DIRECTIONS ::
Output the material exactly, but drop every image it holds.

+ + + +

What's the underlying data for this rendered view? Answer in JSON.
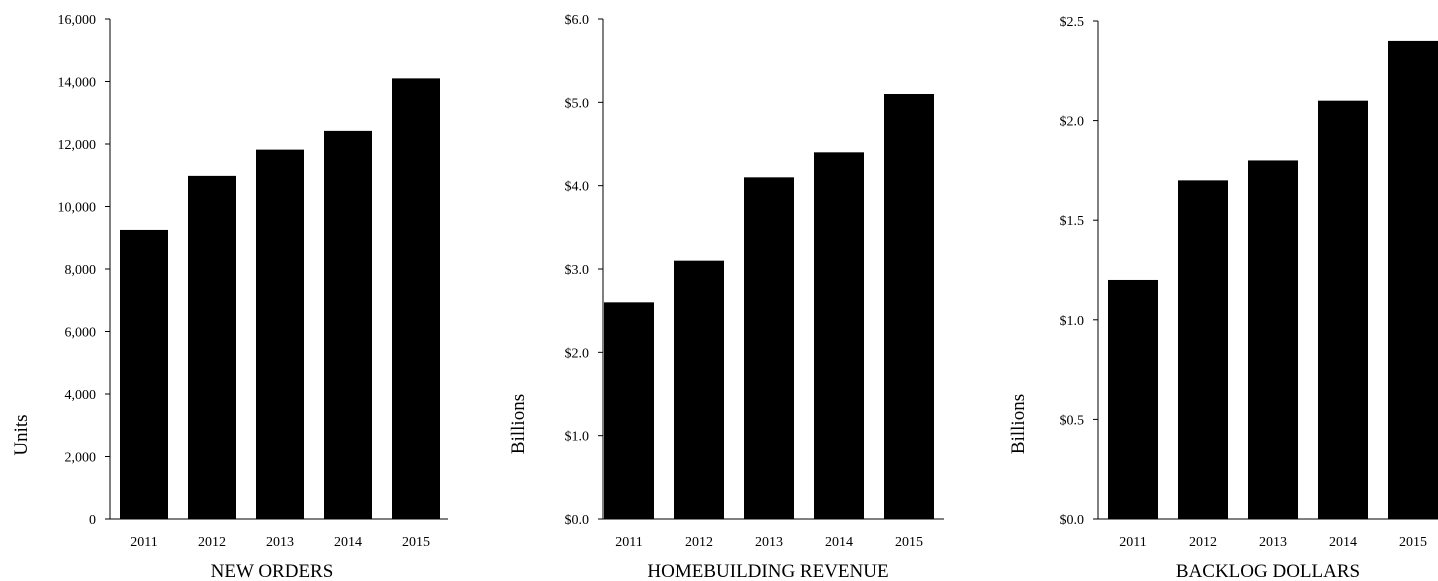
{
  "bar_color": "#000000",
  "chart_data": [
    {
      "type": "bar",
      "title": "NEW ORDERS",
      "xlabel": "",
      "ylabel": "Units",
      "categories": [
        "2011",
        "2012",
        "2013",
        "2014",
        "2015"
      ],
      "values": [
        9250,
        10980,
        11820,
        12420,
        14100
      ],
      "ylim": [
        0,
        16000
      ],
      "yticks": [
        0,
        2000,
        4000,
        6000,
        8000,
        10000,
        12000,
        14000,
        16000
      ],
      "ytick_labels": [
        "0",
        "2,000",
        "4,000",
        "6,000",
        "8,000",
        "10,000",
        "12,000",
        "14,000",
        "16,000"
      ],
      "grid": false,
      "legend": "none"
    },
    {
      "type": "bar",
      "title": "HOMEBUILDING REVENUE",
      "xlabel": "",
      "ylabel": "Billions",
      "categories": [
        "2011",
        "2012",
        "2013",
        "2014",
        "2015"
      ],
      "values": [
        2.6,
        3.1,
        4.1,
        4.4,
        5.1
      ],
      "ylim": [
        0,
        6
      ],
      "yticks": [
        0,
        1,
        2,
        3,
        4,
        5,
        6
      ],
      "ytick_labels": [
        "$0.0",
        "$1.0",
        "$2.0",
        "$3.0",
        "$4.0",
        "$5.0",
        "$6.0"
      ],
      "grid": false,
      "legend": "none"
    },
    {
      "type": "bar",
      "title": "BACKLOG DOLLARS",
      "xlabel": "",
      "ylabel": "Billions",
      "categories": [
        "2011",
        "2012",
        "2013",
        "2014",
        "2015"
      ],
      "values": [
        1.2,
        1.7,
        1.8,
        2.1,
        2.4
      ],
      "ylim": [
        0,
        2.5
      ],
      "yticks": [
        0,
        0.5,
        1,
        1.5,
        2,
        2.5
      ],
      "ytick_labels": [
        "$0.0",
        "$0.5",
        "$1.0",
        "$1.5",
        "$2.0",
        "$2.5"
      ],
      "grid": false,
      "legend": "none"
    }
  ]
}
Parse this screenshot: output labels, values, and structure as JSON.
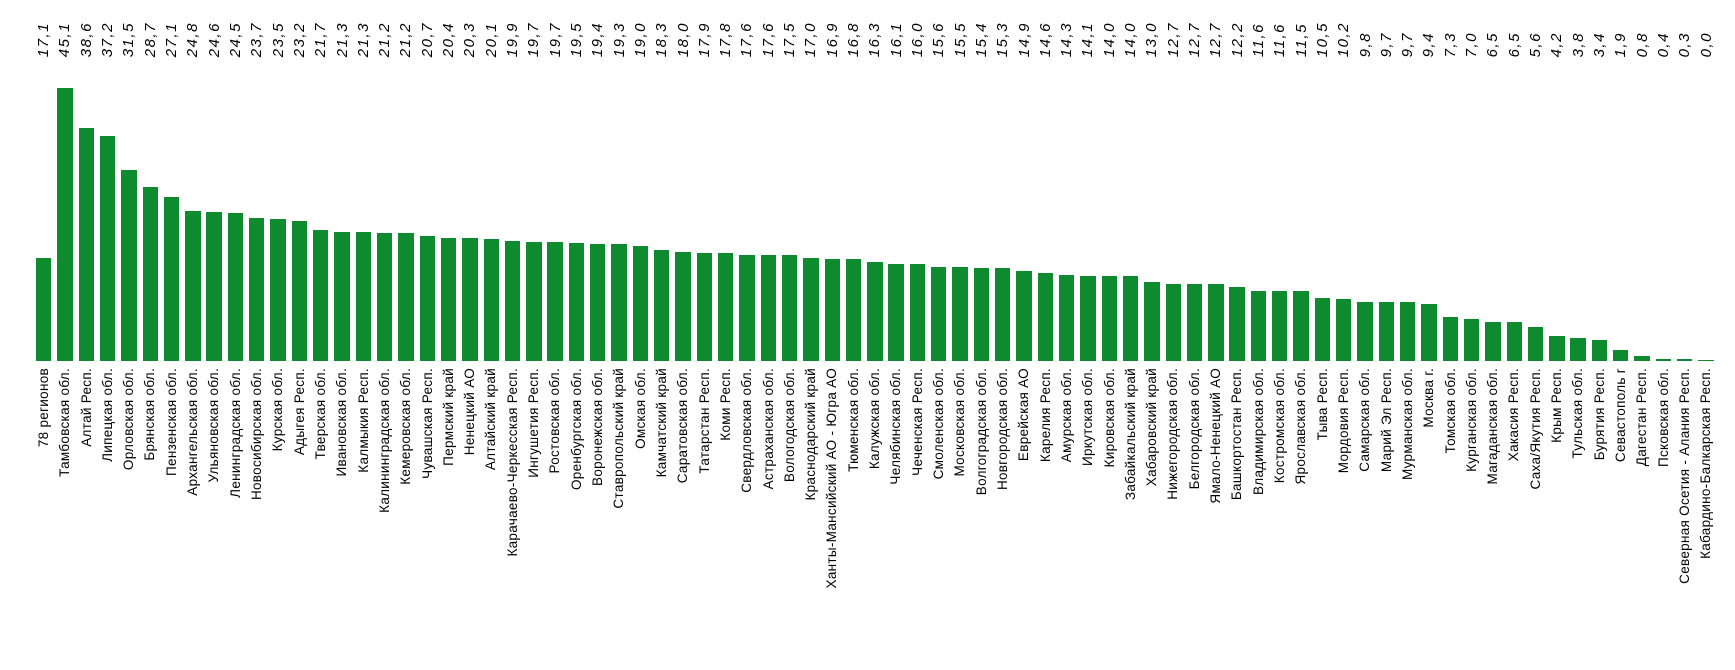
{
  "chart_data": {
    "type": "bar",
    "title": "",
    "xlabel": "",
    "ylabel": "",
    "ylim": [
      0,
      45.1
    ],
    "grid": false,
    "legend": false,
    "axis_lines": false,
    "bar_color": "#0E8B2F",
    "label_color": "#000000",
    "value_label_style": "italic, rotated 90° counterclockwise, fixed row at top, bottom-aligned, comma decimal separator",
    "category_label_style": "rotated 90° counterclockwise, top-aligned under bars",
    "categories": [
      "78 регионов",
      "Тамбовская обл.",
      "Алтай Респ.",
      "Липецкая обл.",
      "Орловская обл.",
      "Брянская обл.",
      "Пензенская обл.",
      "Архангельская обл.",
      "Ульяновская обл.",
      "Ленинградская обл.",
      "Новосибирская обл.",
      "Курская обл.",
      "Адыгея Респ.",
      "Тверская обл.",
      "Ивановская обл.",
      "Калмыкия Респ.",
      "Калининградская обл.",
      "Кемеровская обл.",
      "Чувашская Респ.",
      "Пермский край",
      "Ненецкий АО",
      "Алтайский край",
      "Карачаево-Черкесская Респ.",
      "Ингушетия Респ.",
      "Ростовская обл.",
      "Оренбургская обл.",
      "Воронежская обл.",
      "Ставропольский край",
      "Омская обл.",
      "Камчатский край",
      "Саратовская обл.",
      "Татарстан Респ.",
      "Коми Респ.",
      "Свердловская обл.",
      "Астраханская обл.",
      "Вологодская обл.",
      "Краснодарский край",
      "Ханты-Мансийский АО - Югра АО",
      "Тюменская обл.",
      "Калужская обл.",
      "Челябинская обл.",
      "Чеченская Респ.",
      "Смоленская обл.",
      "Московская обл.",
      "Волгоградская обл.",
      "Новгородская обл.",
      "Еврейская АО",
      "Карелия Респ.",
      "Амурская обл.",
      "Иркутская обл.",
      "Кировская обл.",
      "Забайкальский край",
      "Хабаровский край",
      "Нижегородская обл.",
      "Белгородская обл.",
      "Ямало-Ненецкий АО",
      "Башкортостан Респ.",
      "Владимирская обл.",
      "Костромская обл.",
      "Ярославская обл.",
      "Тыва Респ.",
      "Мордовия Респ.",
      "Самарская обл.",
      "Марий Эл Респ.",
      "Мурманская обл.",
      "Москва г.",
      "Томская обл.",
      "Курганская обл.",
      "Магаданская обл.",
      "Хакасия Респ.",
      "Саха/Якутия Респ.",
      "Крым Респ.",
      "Тульская обл.",
      "Бурятия Респ.",
      "Севастополь г",
      "Дагестан Респ.",
      "Псковская обл.",
      "Северная Осетия - Алания Респ.",
      "Кабардино-Балкарская Респ."
    ],
    "values": [
      17.1,
      45.1,
      38.6,
      37.2,
      31.5,
      28.7,
      27.1,
      24.8,
      24.6,
      24.5,
      23.7,
      23.5,
      23.2,
      21.7,
      21.3,
      21.3,
      21.2,
      21.2,
      20.7,
      20.4,
      20.3,
      20.1,
      19.9,
      19.7,
      19.7,
      19.5,
      19.4,
      19.3,
      19.0,
      18.3,
      18.0,
      17.9,
      17.8,
      17.6,
      17.6,
      17.5,
      17.0,
      16.9,
      16.8,
      16.3,
      16.1,
      16.0,
      15.6,
      15.5,
      15.4,
      15.3,
      14.9,
      14.6,
      14.3,
      14.1,
      14.0,
      14.0,
      13.0,
      12.7,
      12.7,
      12.7,
      12.2,
      11.6,
      11.6,
      11.5,
      10.5,
      10.2,
      9.8,
      9.7,
      9.7,
      9.4,
      7.3,
      7.0,
      6.5,
      6.5,
      5.6,
      4.2,
      3.8,
      3.4,
      1.9,
      0.8,
      0.4,
      0.3,
      0.0
    ],
    "value_labels": [
      "17,1",
      "45,1",
      "38,6",
      "37,2",
      "31,5",
      "28,7",
      "27,1",
      "24,8",
      "24,6",
      "24,5",
      "23,7",
      "23,5",
      "23,2",
      "21,7",
      "21,3",
      "21,3",
      "21,2",
      "21,2",
      "20,7",
      "20,4",
      "20,3",
      "20,1",
      "19,9",
      "19,7",
      "19,7",
      "19,5",
      "19,4",
      "19,3",
      "19,0",
      "18,3",
      "18,0",
      "17,9",
      "17,8",
      "17,6",
      "17,6",
      "17,5",
      "17,0",
      "16,9",
      "16,8",
      "16,3",
      "16,1",
      "16,0",
      "15,6",
      "15,5",
      "15,4",
      "15,3",
      "14,9",
      "14,6",
      "14,3",
      "14,1",
      "14,0",
      "14,0",
      "13,0",
      "12,7",
      "12,7",
      "12,7",
      "12,2",
      "11,6",
      "11,6",
      "11,5",
      "10,5",
      "10,2",
      "9,8",
      "9,7",
      "9,7",
      "9,4",
      "7,3",
      "7,0",
      "6,5",
      "6,5",
      "5,6",
      "4,2",
      "3,8",
      "3,4",
      "1,9",
      "0,8",
      "0,4",
      "0,3",
      "0,0"
    ]
  }
}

+ + + +

RESPONSE TO THIS TASK ::
What's the underlying data for this rendered view? Answer in JSON.
{
  "bar_color": "#000000",
  "chart_data": [
    {
      "type": "bar",
      "title": "NEW ORDERS",
      "xlabel": "",
      "ylabel": "Units",
      "categories": [
        "2011",
        "2012",
        "2013",
        "2014",
        "2015"
      ],
      "values": [
        9250,
        10980,
        11820,
        12420,
        14100
      ],
      "ylim": [
        0,
        16000
      ],
      "yticks": [
        0,
        2000,
        4000,
        6000,
        8000,
        10000,
        12000,
        14000,
        16000
      ],
      "ytick_labels": [
        "0",
        "2,000",
        "4,000",
        "6,000",
        "8,000",
        "10,000",
        "12,000",
        "14,000",
        "16,000"
      ],
      "grid": false,
      "legend": "none"
    },
    {
      "type": "bar",
      "title": "HOMEBUILDING REVENUE",
      "xlabel": "",
      "ylabel": "Billions",
      "categories": [
        "2011",
        "2012",
        "2013",
        "2014",
        "2015"
      ],
      "values": [
        2.6,
        3.1,
        4.1,
        4.4,
        5.1
      ],
      "ylim": [
        0,
        6
      ],
      "yticks": [
        0,
        1,
        2,
        3,
        4,
        5,
        6
      ],
      "ytick_labels": [
        "$0.0",
        "$1.0",
        "$2.0",
        "$3.0",
        "$4.0",
        "$5.0",
        "$6.0"
      ],
      "grid": false,
      "legend": "none"
    },
    {
      "type": "bar",
      "title": "BACKLOG DOLLARS",
      "xlabel": "",
      "ylabel": "Billions",
      "categories": [
        "2011",
        "2012",
        "2013",
        "2014",
        "2015"
      ],
      "values": [
        1.2,
        1.7,
        1.8,
        2.1,
        2.4
      ],
      "ylim": [
        0,
        2.5
      ],
      "yticks": [
        0,
        0.5,
        1,
        1.5,
        2,
        2.5
      ],
      "ytick_labels": [
        "$0.0",
        "$0.5",
        "$1.0",
        "$1.5",
        "$2.0",
        "$2.5"
      ],
      "grid": false,
      "legend": "none"
    }
  ]
}
Parse this screenshot: output labels, values, and structure as JSON.
{
  "chart_data": {
    "type": "bar",
    "title": "",
    "xlabel": "",
    "ylabel": "",
    "ylim": [
      0,
      45.1
    ],
    "grid": false,
    "legend": false,
    "axis_lines": false,
    "bar_color": "#0E8B2F",
    "label_color": "#000000",
    "value_label_style": "italic, rotated 90° counterclockwise, fixed row at top, bottom-aligned, comma decimal separator",
    "category_label_style": "rotated 90° counterclockwise, top-aligned under bars",
    "categories": [
      "78 регионов",
      "Тамбовская обл.",
      "Алтай Респ.",
      "Липецкая обл.",
      "Орловская обл.",
      "Брянская обл.",
      "Пензенская обл.",
      "Архангельская обл.",
      "Ульяновская обл.",
      "Ленинградская обл.",
      "Новосибирская обл.",
      "Курская обл.",
      "Адыгея Респ.",
      "Тверская обл.",
      "Ивановская обл.",
      "Калмыкия Респ.",
      "Калининградская обл.",
      "Кемеровская обл.",
      "Чувашская Респ.",
      "Пермский край",
      "Ненецкий АО",
      "Алтайский край",
      "Карачаево-Черкесская Респ.",
      "Ингушетия Респ.",
      "Ростовская обл.",
      "Оренбургская обл.",
      "Воронежская обл.",
      "Ставропольский край",
      "Омская обл.",
      "Камчатский край",
      "Саратовская обл.",
      "Татарстан Респ.",
      "Коми Респ.",
      "Свердловская обл.",
      "Астраханская обл.",
      "Вологодская обл.",
      "Краснодарский край",
      "Ханты-Мансийский АО - Югра АО",
      "Тюменская обл.",
      "Калужская обл.",
      "Челябинская обл.",
      "Чеченская Респ.",
      "Смоленская обл.",
      "Московская обл.",
      "Волгоградская обл.",
      "Новгородская обл.",
      "Еврейская АО",
      "Карелия Респ.",
      "Амурская обл.",
      "Иркутская обл.",
      "Кировская обл.",
      "Забайкальский край",
      "Хабаровский край",
      "Нижегородская обл.",
      "Белгородская обл.",
      "Ямало-Ненецкий АО",
      "Башкортостан Респ.",
      "Владимирская обл.",
      "Костромская обл.",
      "Ярославская обл.",
      "Тыва Респ.",
      "Мордовия Респ.",
      "Самарская обл.",
      "Марий Эл Респ.",
      "Мурманская обл.",
      "Москва г.",
      "Томская обл.",
      "Курганская обл.",
      "Магаданская обл.",
      "Хакасия Респ.",
      "Саха/Якутия Респ.",
      "Крым Респ.",
      "Тульская обл.",
      "Бурятия Респ.",
      "Севастополь г",
      "Дагестан Респ.",
      "Псковская обл.",
      "Северная Осетия - Алания Респ.",
      "Кабардино-Балкарская Респ."
    ],
    "values": [
      17.1,
      45.1,
      38.6,
      37.2,
      31.5,
      28.7,
      27.1,
      24.8,
      24.6,
      24.5,
      23.7,
      23.5,
      23.2,
      21.7,
      21.3,
      21.3,
      21.2,
      21.2,
      20.7,
      20.4,
      20.3,
      20.1,
      19.9,
      19.7,
      19.7,
      19.5,
      19.4,
      19.3,
      19.0,
      18.3,
      18.0,
      17.9,
      17.8,
      17.6,
      17.6,
      17.5,
      17.0,
      16.9,
      16.8,
      16.3,
      16.1,
      16.0,
      15.6,
      15.5,
      15.4,
      15.3,
      14.9,
      14.6,
      14.3,
      14.1,
      14.0,
      14.0,
      13.0,
      12.7,
      12.7,
      12.7,
      12.2,
      11.6,
      11.6,
      11.5,
      10.5,
      10.2,
      9.8,
      9.7,
      9.7,
      9.4,
      7.3,
      7.0,
      6.5,
      6.5,
      5.6,
      4.2,
      3.8,
      3.4,
      1.9,
      0.8,
      0.4,
      0.3,
      0.0
    ],
    "value_labels": [
      "17,1",
      "45,1",
      "38,6",
      "37,2",
      "31,5",
      "28,7",
      "27,1",
      "24,8",
      "24,6",
      "24,5",
      "23,7",
      "23,5",
      "23,2",
      "21,7",
      "21,3",
      "21,3",
      "21,2",
      "21,2",
      "20,7",
      "20,4",
      "20,3",
      "20,1",
      "19,9",
      "19,7",
      "19,7",
      "19,5",
      "19,4",
      "19,3",
      "19,0",
      "18,3",
      "18,0",
      "17,9",
      "17,8",
      "17,6",
      "17,6",
      "17,5",
      "17,0",
      "16,9",
      "16,8",
      "16,3",
      "16,1",
      "16,0",
      "15,6",
      "15,5",
      "15,4",
      "15,3",
      "14,9",
      "14,6",
      "14,3",
      "14,1",
      "14,0",
      "14,0",
      "13,0",
      "12,7",
      "12,7",
      "12,7",
      "12,2",
      "11,6",
      "11,6",
      "11,5",
      "10,5",
      "10,2",
      "9,8",
      "9,7",
      "9,7",
      "9,4",
      "7,3",
      "7,0",
      "6,5",
      "6,5",
      "5,6",
      "4,2",
      "3,8",
      "3,4",
      "1,9",
      "0,8",
      "0,4",
      "0,3",
      "0,0"
    ]
  }
}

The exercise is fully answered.